DIRECTIVE - Leave out the pictures and copy the remaining records exactly.

Data records -
— Begin —
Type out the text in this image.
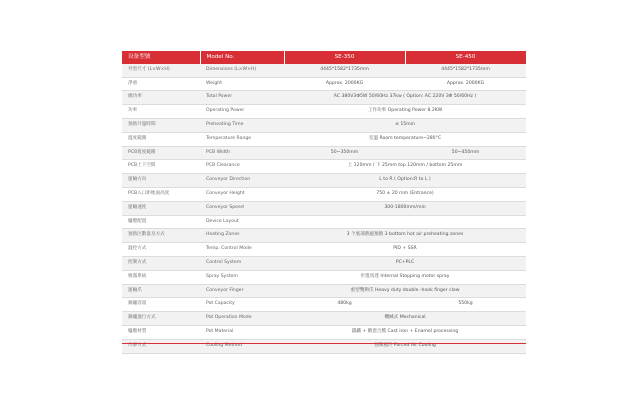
设备型號	Model No.	SE-350	SE-450
外型尺寸 (L×W×H)	Dimensions (L×W×H)	4445*1582*1735mm	4445*1582*1735mm
淨重	Weight	Approx. 2000KG	Approx. 2000KG
總功率	Total Power	AC 380V3Φ5W 50/60Hz 37kw ( Option: AC 220V 3Φ 50/60Hz )	
功率	Operating Power	工作功率 Operating Power 8.2KW	
預熱升溫時間	Preheating Time	≤ 15min	
溫度範圍	Temperature Range	室溫 Room temperature~280°C	
PCB寬度範圍	PCB Width	50~350mm	50~450mm
PCB上下空間	PCB Clearance	上 120mm / 下 25mm top 120mm / bottom 25mm	
運輸方向	Conveyor Direction	L to R ( Option:R to L )	
PCB入口距地面高度	Conveyor Height	750 ± 20 mm (Entrance)	
運輸速度	Conveyor Speed	300-1800mm/min	
爐膛配置	Device Layout		
預熱区數量及方式	Heating Zones	3 个底部熱風預熱 3 bottom hot air preheating zones	
溫控方式	Temp. Control Mode	PID + SSR	
控制方式	Control System	PC+PLC	
噴霧系統	Spray System	步進馬達 Internal Stepping motor spray	
運輸爪	Conveyor Finger	重型雙鉤爪 Heavy duty double -hook finger claw	
錫爐容量	Pot Capacity	480kg	550kg
錫爐運行方式	Pot Operation Mode	機械式 Mechanical	
爐膽材質	Pot Material	鑄鐵 + 鍍瓷合膜 Cast iron + Enamel processing	
冷卻方式	Cooling Method	強制風冷 Forced Air Cooling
— End —
OUTPUT FOR THIS TASK -
Type out the text in this image.
设备型號	Model No.	SE-350	SE-450
外型尺寸 (L×W×H)	Dimensions (L×W×H)	4445*1582*1735mm	4445*1582*1735mm
淨重	Weight	Approx. 2000KG	Approx. 2000KG
總功率	Total Power	AC 380V3Φ5W 50/60Hz 37kw ( Option: AC 220V 3Φ 50/60Hz )	
功率	Operating Power	工作功率 Operating Power 8.2KW	
預熱升溫時間	Preheating Time	≤ 15min	
溫度範圍	Temperature Range	室溫 Room temperature~280°C	
PCB寬度範圍	PCB Width	50~350mm	50~450mm
PCB上下空間	PCB Clearance	上 120mm / 下 25mm top 120mm / bottom 25mm	
運輸方向	Conveyor Direction	L to R ( Option:R to L )	
PCB入口距地面高度	Conveyor Height	750 ± 20 mm (Entrance)	
運輸速度	Conveyor Speed	300-1800mm/min	
爐膛配置	Device Layout		
預熱区數量及方式	Heating Zones	3 个底部熱風預熱 3 bottom hot air preheating zones	
溫控方式	Temp. Control Mode	PID + SSR	
控制方式	Control System	PC+PLC	
噴霧系統	Spray System	步進馬達 Internal Stepping motor spray	
運輸爪	Conveyor Finger	重型雙鉤爪 Heavy duty double -hook finger claw	
錫爐容量	Pot Capacity	480kg	550kg
錫爐運行方式	Pot Operation Mode	機械式 Mechanical	
爐膽材質	Pot Material	鑄鐵 + 鍍瓷合膜 Cast iron + Enamel processing	
冷卻方式	Cooling Method	強制風冷 Forced Air Cooling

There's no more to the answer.